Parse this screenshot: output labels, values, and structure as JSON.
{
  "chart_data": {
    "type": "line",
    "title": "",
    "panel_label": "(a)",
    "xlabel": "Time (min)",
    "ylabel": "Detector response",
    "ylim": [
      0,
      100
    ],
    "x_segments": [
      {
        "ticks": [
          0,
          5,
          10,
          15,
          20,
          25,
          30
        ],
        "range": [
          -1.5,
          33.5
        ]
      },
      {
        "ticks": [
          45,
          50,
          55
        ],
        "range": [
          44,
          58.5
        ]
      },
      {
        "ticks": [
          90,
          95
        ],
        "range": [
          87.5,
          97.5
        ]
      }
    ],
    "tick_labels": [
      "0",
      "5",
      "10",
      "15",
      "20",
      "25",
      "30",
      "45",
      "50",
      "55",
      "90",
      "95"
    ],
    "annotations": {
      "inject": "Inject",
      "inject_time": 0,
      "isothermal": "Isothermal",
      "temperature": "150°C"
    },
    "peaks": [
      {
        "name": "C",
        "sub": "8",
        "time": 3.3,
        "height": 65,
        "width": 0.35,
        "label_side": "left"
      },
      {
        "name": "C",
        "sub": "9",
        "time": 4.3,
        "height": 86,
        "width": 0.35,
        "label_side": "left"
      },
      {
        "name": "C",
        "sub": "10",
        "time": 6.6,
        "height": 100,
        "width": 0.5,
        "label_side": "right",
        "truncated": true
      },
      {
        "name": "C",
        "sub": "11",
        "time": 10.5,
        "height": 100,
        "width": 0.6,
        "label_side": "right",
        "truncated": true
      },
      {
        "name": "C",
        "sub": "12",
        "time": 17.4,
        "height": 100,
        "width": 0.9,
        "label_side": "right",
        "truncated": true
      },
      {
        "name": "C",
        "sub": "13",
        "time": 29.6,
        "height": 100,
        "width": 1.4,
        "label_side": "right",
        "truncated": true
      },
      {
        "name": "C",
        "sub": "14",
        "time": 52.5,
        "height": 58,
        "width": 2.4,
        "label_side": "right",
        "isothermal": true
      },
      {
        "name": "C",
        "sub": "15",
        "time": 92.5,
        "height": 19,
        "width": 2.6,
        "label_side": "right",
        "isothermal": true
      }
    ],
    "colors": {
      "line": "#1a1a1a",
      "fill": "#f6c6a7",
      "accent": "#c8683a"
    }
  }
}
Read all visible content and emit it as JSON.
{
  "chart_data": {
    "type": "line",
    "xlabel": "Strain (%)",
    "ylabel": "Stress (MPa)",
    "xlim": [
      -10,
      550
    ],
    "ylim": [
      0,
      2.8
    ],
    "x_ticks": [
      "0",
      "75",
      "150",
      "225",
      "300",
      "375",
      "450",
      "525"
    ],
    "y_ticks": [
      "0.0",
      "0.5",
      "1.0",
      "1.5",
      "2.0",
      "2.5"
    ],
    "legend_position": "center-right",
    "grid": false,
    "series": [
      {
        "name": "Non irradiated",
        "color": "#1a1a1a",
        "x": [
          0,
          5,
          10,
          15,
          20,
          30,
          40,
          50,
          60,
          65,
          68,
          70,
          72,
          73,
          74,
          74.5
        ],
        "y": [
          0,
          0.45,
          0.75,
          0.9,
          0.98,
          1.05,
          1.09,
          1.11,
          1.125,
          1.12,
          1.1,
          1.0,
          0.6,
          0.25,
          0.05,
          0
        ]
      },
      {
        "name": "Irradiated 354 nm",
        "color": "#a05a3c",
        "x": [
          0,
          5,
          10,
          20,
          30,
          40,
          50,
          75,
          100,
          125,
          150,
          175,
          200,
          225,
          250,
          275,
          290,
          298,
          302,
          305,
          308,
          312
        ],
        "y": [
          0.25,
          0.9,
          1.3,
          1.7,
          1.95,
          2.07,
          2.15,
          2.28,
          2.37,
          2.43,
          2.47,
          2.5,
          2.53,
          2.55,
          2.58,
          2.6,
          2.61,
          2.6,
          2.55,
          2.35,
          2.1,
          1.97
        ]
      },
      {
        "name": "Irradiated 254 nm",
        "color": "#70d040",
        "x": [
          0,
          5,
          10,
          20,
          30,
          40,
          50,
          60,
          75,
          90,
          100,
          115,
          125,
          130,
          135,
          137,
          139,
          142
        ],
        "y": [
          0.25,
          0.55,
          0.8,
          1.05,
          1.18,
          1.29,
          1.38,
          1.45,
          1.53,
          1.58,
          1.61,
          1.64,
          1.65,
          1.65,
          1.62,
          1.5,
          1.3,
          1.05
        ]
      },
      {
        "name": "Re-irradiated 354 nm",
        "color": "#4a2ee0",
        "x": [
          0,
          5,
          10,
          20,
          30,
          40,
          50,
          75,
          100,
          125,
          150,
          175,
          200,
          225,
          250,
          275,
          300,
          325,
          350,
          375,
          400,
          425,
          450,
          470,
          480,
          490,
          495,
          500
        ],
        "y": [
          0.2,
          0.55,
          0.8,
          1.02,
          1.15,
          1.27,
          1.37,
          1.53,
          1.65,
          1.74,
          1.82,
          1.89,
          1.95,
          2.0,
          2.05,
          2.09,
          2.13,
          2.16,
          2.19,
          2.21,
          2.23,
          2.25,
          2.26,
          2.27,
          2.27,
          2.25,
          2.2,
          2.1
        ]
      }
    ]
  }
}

————————

[Written request]
Collect the lines of the records that include the string "ylabel".

[Reply to the exercise]
    "ylabel": "Detector response",
    "ylabel": "Stress (MPa)",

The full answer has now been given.